### Records for this task

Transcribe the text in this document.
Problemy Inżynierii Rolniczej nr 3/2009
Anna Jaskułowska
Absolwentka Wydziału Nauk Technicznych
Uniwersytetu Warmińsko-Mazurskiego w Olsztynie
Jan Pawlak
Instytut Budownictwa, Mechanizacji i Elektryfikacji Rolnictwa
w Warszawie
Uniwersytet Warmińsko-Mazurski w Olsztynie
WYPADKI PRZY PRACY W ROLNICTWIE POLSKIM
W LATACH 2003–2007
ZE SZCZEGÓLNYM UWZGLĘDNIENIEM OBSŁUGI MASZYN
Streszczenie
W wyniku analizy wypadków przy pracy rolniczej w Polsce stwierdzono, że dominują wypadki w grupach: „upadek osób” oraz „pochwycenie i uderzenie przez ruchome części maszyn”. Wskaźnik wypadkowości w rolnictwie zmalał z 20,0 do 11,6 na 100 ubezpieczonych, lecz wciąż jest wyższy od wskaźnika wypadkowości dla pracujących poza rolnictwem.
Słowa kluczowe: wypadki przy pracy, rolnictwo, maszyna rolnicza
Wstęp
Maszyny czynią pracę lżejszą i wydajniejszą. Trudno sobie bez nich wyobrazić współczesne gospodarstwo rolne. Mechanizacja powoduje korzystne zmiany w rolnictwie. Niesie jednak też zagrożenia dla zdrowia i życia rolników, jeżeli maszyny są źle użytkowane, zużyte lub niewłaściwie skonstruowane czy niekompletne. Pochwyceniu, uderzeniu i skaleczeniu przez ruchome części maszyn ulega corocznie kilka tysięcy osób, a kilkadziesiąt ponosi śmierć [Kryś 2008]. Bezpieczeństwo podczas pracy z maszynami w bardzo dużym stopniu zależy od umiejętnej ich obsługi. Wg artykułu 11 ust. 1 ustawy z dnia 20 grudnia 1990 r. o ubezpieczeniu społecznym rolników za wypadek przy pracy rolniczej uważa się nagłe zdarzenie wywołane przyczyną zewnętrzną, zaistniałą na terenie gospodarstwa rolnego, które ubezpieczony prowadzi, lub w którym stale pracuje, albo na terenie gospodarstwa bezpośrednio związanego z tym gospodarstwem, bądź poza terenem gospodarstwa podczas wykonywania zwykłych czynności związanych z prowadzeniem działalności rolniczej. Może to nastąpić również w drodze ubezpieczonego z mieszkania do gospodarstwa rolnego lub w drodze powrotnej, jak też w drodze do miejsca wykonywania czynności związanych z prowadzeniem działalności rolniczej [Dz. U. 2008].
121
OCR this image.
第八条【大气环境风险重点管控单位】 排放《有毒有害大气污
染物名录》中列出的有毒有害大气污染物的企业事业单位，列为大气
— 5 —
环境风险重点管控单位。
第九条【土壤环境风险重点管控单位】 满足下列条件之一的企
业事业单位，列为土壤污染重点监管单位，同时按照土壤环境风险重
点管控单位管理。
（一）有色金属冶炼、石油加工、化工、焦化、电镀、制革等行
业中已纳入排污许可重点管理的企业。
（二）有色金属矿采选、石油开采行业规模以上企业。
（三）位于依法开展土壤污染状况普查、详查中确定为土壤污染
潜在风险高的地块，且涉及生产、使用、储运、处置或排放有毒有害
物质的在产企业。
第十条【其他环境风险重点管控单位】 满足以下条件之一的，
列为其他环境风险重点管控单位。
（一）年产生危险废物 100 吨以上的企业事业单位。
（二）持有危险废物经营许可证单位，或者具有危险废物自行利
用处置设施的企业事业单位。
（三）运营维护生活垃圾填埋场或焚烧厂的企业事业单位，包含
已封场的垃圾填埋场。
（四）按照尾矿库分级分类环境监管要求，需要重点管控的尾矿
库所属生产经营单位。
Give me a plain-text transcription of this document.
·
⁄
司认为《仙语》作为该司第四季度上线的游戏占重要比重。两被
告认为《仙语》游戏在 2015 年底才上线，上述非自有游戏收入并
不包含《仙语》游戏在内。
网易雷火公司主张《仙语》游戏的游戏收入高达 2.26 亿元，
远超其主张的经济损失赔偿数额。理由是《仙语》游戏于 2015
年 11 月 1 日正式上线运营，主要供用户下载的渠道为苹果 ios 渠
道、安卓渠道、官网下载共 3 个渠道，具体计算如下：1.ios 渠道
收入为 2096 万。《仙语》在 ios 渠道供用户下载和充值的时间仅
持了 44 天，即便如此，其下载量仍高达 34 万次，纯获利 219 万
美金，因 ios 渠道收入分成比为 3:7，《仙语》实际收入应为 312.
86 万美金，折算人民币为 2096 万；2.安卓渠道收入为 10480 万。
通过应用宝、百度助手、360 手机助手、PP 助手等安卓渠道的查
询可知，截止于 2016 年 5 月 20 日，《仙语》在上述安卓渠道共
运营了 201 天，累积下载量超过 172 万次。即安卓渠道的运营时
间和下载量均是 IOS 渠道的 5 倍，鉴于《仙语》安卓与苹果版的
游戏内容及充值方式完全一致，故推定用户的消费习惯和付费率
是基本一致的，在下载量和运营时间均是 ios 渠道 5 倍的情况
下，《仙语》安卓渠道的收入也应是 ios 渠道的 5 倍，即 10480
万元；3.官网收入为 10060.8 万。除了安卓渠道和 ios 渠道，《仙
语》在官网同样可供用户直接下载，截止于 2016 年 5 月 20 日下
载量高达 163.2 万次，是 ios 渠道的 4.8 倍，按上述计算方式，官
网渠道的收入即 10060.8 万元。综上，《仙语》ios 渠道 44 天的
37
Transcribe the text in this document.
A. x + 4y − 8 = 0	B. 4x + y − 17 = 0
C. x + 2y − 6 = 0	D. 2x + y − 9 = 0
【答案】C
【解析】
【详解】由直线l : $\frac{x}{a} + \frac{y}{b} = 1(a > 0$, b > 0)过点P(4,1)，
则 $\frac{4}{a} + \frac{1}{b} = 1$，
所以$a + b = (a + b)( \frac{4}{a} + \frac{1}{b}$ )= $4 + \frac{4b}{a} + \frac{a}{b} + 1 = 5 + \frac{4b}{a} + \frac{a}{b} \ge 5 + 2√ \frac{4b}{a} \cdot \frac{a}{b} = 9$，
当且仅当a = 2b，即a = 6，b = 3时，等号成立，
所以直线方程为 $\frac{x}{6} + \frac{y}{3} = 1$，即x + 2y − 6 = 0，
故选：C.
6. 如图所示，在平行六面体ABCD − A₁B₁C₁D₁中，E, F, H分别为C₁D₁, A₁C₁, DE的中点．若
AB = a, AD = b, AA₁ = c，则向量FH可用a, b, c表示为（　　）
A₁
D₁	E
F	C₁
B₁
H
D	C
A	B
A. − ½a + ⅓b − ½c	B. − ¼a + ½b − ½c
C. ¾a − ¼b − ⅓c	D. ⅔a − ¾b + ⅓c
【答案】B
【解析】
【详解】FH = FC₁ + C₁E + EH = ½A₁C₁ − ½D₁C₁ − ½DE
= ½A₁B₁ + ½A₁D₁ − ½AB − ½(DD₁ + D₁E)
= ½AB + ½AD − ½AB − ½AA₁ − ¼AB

### What is needed
Look above for lines with the word "Warmińsko" and copy them all.

### Answer in full
Uniwersytetu Warmińsko-Mazurskiego w Olsztynie
Uniwersytet Warmińsko-Mazurski w Olsztynie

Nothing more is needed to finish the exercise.